>> start Records supplied
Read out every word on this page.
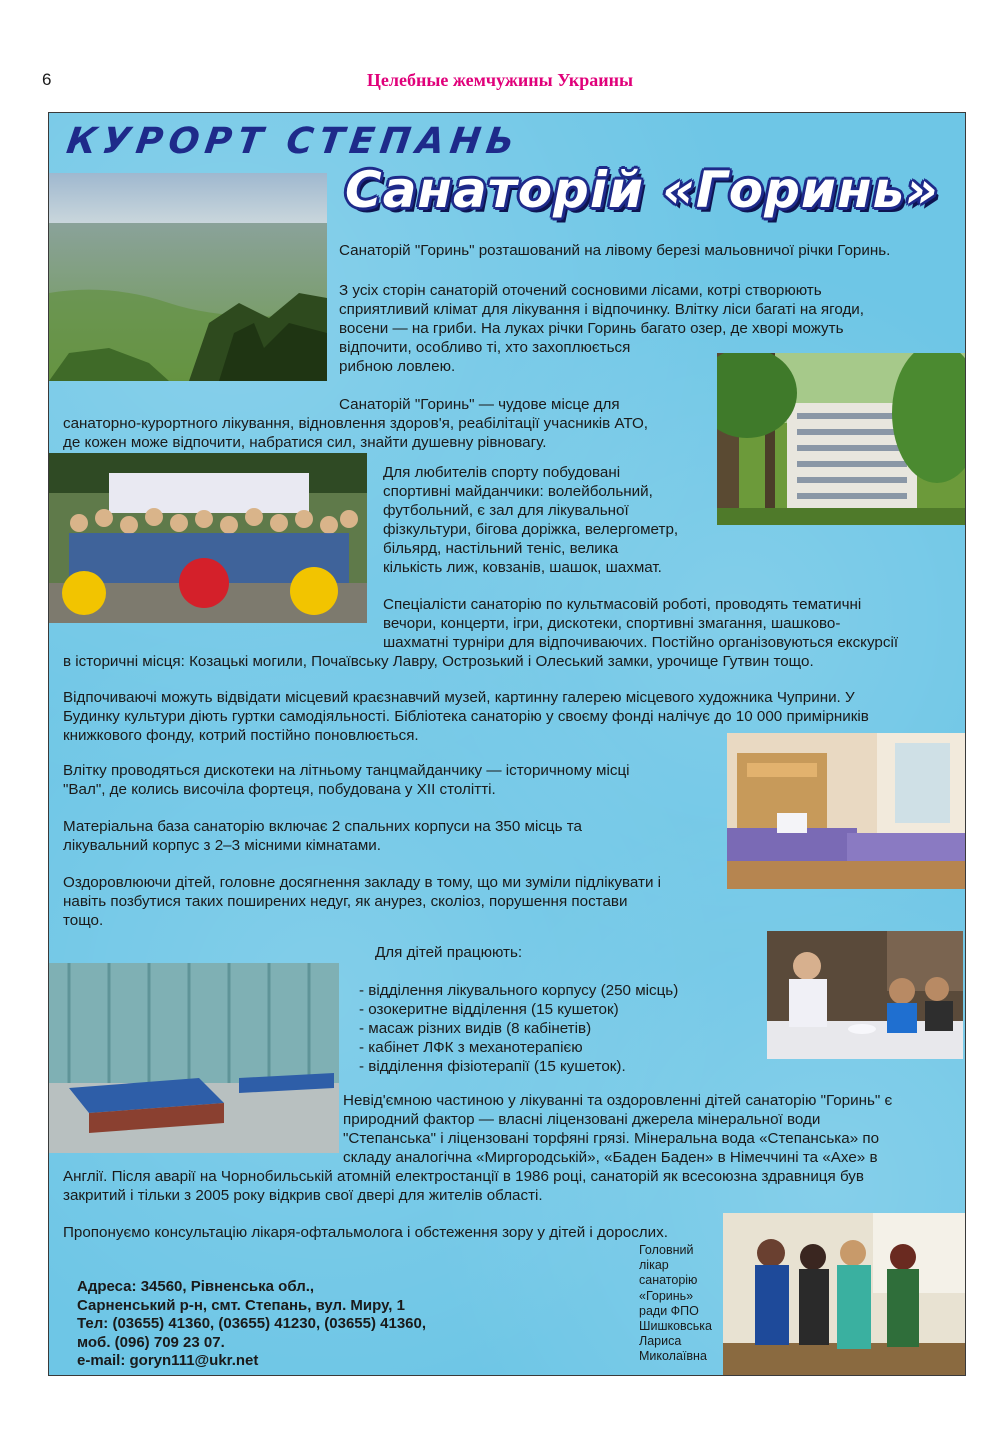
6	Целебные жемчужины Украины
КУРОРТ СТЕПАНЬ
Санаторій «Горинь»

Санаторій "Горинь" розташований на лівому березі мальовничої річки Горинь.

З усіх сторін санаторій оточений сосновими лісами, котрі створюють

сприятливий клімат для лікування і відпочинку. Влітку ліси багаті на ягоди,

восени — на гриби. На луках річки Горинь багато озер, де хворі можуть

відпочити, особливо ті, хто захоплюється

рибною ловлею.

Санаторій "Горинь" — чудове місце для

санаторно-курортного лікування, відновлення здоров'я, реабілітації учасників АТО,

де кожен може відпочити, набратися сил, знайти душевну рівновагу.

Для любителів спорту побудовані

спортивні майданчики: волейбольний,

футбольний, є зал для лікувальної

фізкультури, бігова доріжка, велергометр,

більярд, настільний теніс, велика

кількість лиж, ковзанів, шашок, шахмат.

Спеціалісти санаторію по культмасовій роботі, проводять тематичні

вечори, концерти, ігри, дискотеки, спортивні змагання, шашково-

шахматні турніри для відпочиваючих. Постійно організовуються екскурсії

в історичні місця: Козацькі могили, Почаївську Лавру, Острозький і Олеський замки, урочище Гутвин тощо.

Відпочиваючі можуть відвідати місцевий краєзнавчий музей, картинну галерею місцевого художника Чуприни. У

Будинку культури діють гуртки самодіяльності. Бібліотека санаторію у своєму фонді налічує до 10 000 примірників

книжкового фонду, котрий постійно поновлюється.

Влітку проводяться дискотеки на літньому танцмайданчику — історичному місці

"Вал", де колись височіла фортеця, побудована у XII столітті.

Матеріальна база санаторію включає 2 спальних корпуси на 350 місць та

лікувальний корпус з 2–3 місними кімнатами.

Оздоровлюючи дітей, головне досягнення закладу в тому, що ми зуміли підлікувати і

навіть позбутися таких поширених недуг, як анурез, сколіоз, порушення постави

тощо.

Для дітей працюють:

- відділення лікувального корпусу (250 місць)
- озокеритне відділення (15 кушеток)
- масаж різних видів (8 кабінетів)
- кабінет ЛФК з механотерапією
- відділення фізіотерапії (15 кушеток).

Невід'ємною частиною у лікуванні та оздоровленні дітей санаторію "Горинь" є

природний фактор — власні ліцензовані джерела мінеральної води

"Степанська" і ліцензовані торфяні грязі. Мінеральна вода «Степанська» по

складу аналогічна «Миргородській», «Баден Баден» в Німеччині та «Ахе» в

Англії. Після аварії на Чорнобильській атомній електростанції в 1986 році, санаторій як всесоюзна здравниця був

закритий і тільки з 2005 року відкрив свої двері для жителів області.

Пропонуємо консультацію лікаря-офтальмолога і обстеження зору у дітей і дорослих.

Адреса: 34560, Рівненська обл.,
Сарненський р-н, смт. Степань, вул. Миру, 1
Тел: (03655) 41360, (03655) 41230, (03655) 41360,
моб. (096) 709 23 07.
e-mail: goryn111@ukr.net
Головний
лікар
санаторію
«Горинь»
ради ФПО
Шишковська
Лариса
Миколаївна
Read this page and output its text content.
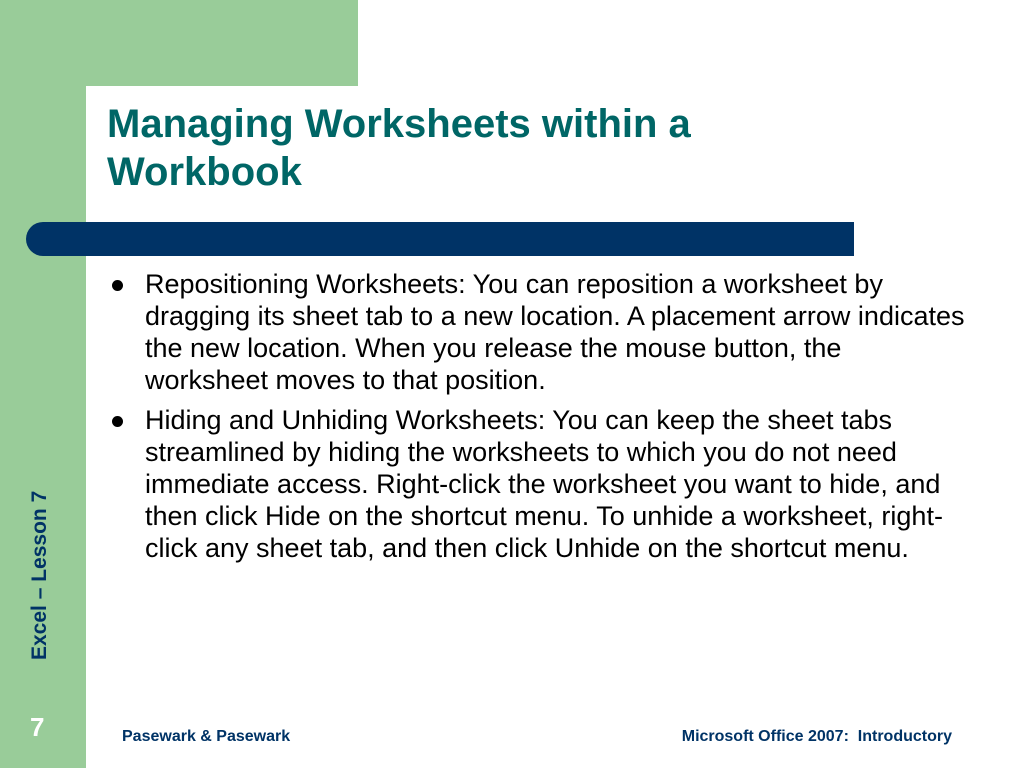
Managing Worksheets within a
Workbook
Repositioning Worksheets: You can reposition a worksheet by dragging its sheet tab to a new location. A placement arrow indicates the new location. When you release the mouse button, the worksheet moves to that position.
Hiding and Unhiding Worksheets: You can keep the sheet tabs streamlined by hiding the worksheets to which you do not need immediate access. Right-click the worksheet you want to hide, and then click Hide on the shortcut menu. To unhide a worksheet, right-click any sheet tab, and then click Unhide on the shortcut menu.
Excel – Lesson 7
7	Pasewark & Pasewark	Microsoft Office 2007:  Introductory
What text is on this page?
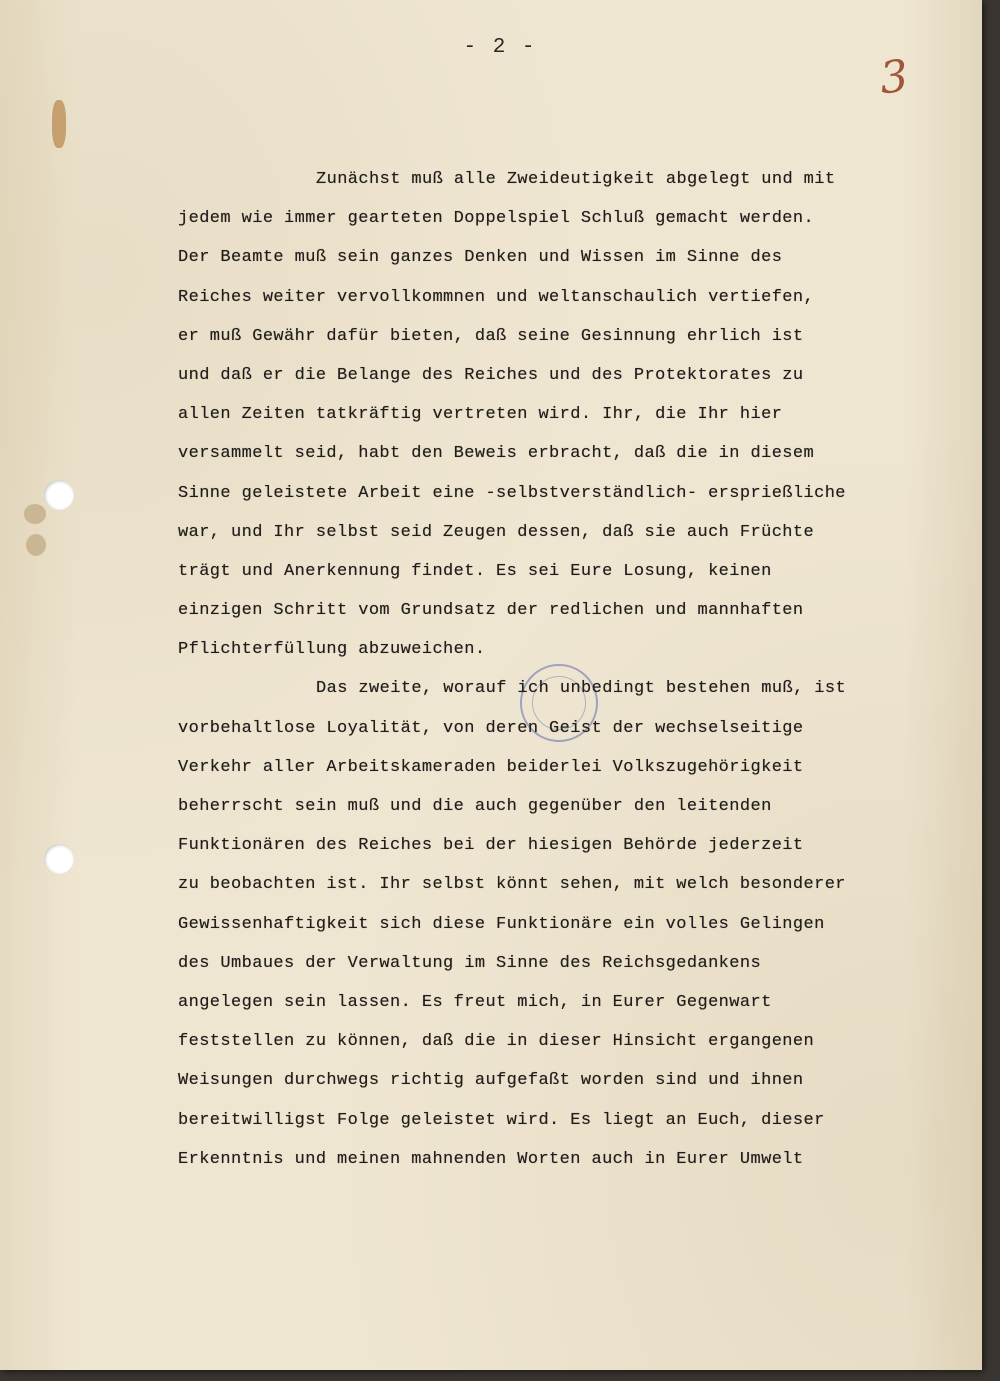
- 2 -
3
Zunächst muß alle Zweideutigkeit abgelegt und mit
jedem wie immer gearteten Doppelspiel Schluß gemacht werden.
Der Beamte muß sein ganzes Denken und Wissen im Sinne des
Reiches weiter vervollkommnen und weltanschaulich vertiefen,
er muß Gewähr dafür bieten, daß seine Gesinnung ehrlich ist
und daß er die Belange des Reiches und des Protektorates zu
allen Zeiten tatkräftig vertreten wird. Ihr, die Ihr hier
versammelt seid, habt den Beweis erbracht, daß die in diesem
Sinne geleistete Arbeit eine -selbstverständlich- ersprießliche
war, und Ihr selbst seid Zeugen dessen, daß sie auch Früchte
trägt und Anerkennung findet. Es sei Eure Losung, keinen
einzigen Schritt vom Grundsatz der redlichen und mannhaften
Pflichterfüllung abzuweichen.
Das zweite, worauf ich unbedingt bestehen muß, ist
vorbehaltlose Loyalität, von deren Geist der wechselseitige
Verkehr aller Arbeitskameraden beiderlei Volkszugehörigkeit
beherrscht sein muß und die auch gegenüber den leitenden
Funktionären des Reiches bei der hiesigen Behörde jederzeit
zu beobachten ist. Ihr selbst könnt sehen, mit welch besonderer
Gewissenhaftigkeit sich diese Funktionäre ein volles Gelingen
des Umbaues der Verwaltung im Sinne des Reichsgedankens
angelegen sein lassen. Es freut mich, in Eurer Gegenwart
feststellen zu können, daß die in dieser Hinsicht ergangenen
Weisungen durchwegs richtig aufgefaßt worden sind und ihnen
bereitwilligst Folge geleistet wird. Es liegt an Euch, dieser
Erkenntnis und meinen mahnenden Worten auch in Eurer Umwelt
>> end Records supplied
> Instruction: Repeat verbatim all the material, but not the pictures.

> Answer to this exercise:
Read out every word on this page.
6	Целебные жемчужины Украины
КУРОРТ СТЕПАНЬ
Санаторій «Горинь»

Санаторій "Горинь" розташований на лівому березі мальовничої річки Горинь.

З усіх сторін санаторій оточений сосновими лісами, котрі створюють

сприятливий клімат для лікування і відпочинку. Влітку ліси багаті на ягоди,

восени — на гриби. На луках річки Горинь багато озер, де хворі можуть

відпочити, особливо ті, хто захоплюється

рибною ловлею.

Санаторій "Горинь" — чудове місце для

санаторно-курортного лікування, відновлення здоров'я, реабілітації учасників АТО,

де кожен може відпочити, набратися сил, знайти душевну рівновагу.

Для любителів спорту побудовані

спортивні майданчики: волейбольний,

футбольний, є зал для лікувальної

фізкультури, бігова доріжка, велергометр,

більярд, настільний теніс, велика

кількість лиж, ковзанів, шашок, шахмат.

Спеціалісти санаторію по культмасовій роботі, проводять тематичні

вечори, концерти, ігри, дискотеки, спортивні змагання, шашково-

шахматні турніри для відпочиваючих. Постійно організовуються екскурсії

в історичні місця: Козацькі могили, Почаївську Лавру, Острозький і Олеський замки, урочище Гутвин тощо.

Відпочиваючі можуть відвідати місцевий краєзнавчий музей, картинну галерею місцевого художника Чуприни. У

Будинку культури діють гуртки самодіяльності. Бібліотека санаторію у своєму фонді налічує до 10 000 примірників

книжкового фонду, котрий постійно поновлюється.

Влітку проводяться дискотеки на літньому танцмайданчику — історичному місці

"Вал", де колись височіла фортеця, побудована у XII столітті.

Матеріальна база санаторію включає 2 спальних корпуси на 350 місць та

лікувальний корпус з 2–3 місними кімнатами.

Оздоровлюючи дітей, головне досягнення закладу в тому, що ми зуміли підлікувати і

навіть позбутися таких поширених недуг, як анурез, сколіоз, порушення постави

тощо.

Для дітей працюють:

- відділення лікувального корпусу (250 місць)
- озокеритне відділення (15 кушеток)
- масаж різних видів (8 кабінетів)
- кабінет ЛФК з механотерапією
- відділення фізіотерапії (15 кушеток).

Невід'ємною частиною у лікуванні та оздоровленні дітей санаторію "Горинь" є

природний фактор — власні ліцензовані джерела мінеральної води

"Степанська" і ліцензовані торфяні грязі. Мінеральна вода «Степанська» по

складу аналогічна «Миргородській», «Баден Баден» в Німеччині та «Ахе» в

Англії. Після аварії на Чорнобильській атомній електростанції в 1986 році, санаторій як всесоюзна здравниця був

закритий і тільки з 2005 року відкрив свої двері для жителів області.

Пропонуємо консультацію лікаря-офтальмолога і обстеження зору у дітей і дорослих.

Адреса: 34560, Рівненська обл.,
Сарненський р-н, смт. Степань, вул. Миру, 1
Тел: (03655) 41360, (03655) 41230, (03655) 41360,
моб. (096) 709 23 07.
e-mail: goryn111@ukr.net
Головний
лікар
санаторію
«Горинь»
ради ФПО
Шишковська
Лариса
Миколаївна
Read this page and output its text content.
Managing Worksheets within a
Workbook
Repositioning Worksheets: You can reposition a worksheet by dragging its sheet tab to a new location. A placement arrow indicates the new location. When you release the mouse button, the worksheet moves to that position.
Hiding and Unhiding Worksheets: You can keep the sheet tabs streamlined by hiding the worksheets to which you do not need immediate access. Right-click the worksheet you want to hide, and then click Hide on the shortcut menu. To unhide a worksheet, right-click any sheet tab, and then click Unhide on the shortcut menu.
Excel – Lesson 7
7	Pasewark & Pasewark	Microsoft Office 2007:  Introductory
What text is on this page?
- 2 -
3
Zunächst muß alle Zweideutigkeit abgelegt und mit
jedem wie immer gearteten Doppelspiel Schluß gemacht werden.
Der Beamte muß sein ganzes Denken und Wissen im Sinne des
Reiches weiter vervollkommnen und weltanschaulich vertiefen,
er muß Gewähr dafür bieten, daß seine Gesinnung ehrlich ist
und daß er die Belange des Reiches und des Protektorates zu
allen Zeiten tatkräftig vertreten wird. Ihr, die Ihr hier
versammelt seid, habt den Beweis erbracht, daß die in diesem
Sinne geleistete Arbeit eine -selbstverständlich- ersprießliche
war, und Ihr selbst seid Zeugen dessen, daß sie auch Früchte
trägt und Anerkennung findet. Es sei Eure Losung, keinen
einzigen Schritt vom Grundsatz der redlichen und mannhaften
Pflichterfüllung abzuweichen.
Das zweite, worauf ich unbedingt bestehen muß, ist
vorbehaltlose Loyalität, von deren Geist der wechselseitige
Verkehr aller Arbeitskameraden beiderlei Volkszugehörigkeit
beherrscht sein muß und die auch gegenüber den leitenden
Funktionären des Reiches bei der hiesigen Behörde jederzeit
zu beobachten ist. Ihr selbst könnt sehen, mit welch besonderer
Gewissenhaftigkeit sich diese Funktionäre ein volles Gelingen
des Umbaues der Verwaltung im Sinne des Reichsgedankens
angelegen sein lassen. Es freut mich, in Eurer Gegenwart
feststellen zu können, daß die in dieser Hinsicht ergangenen
Weisungen durchwegs richtig aufgefaßt worden sind und ihnen
bereitwilligst Folge geleistet wird. Es liegt an Euch, dieser
Erkenntnis und meinen mahnenden Worten auch in Eurer Umwelt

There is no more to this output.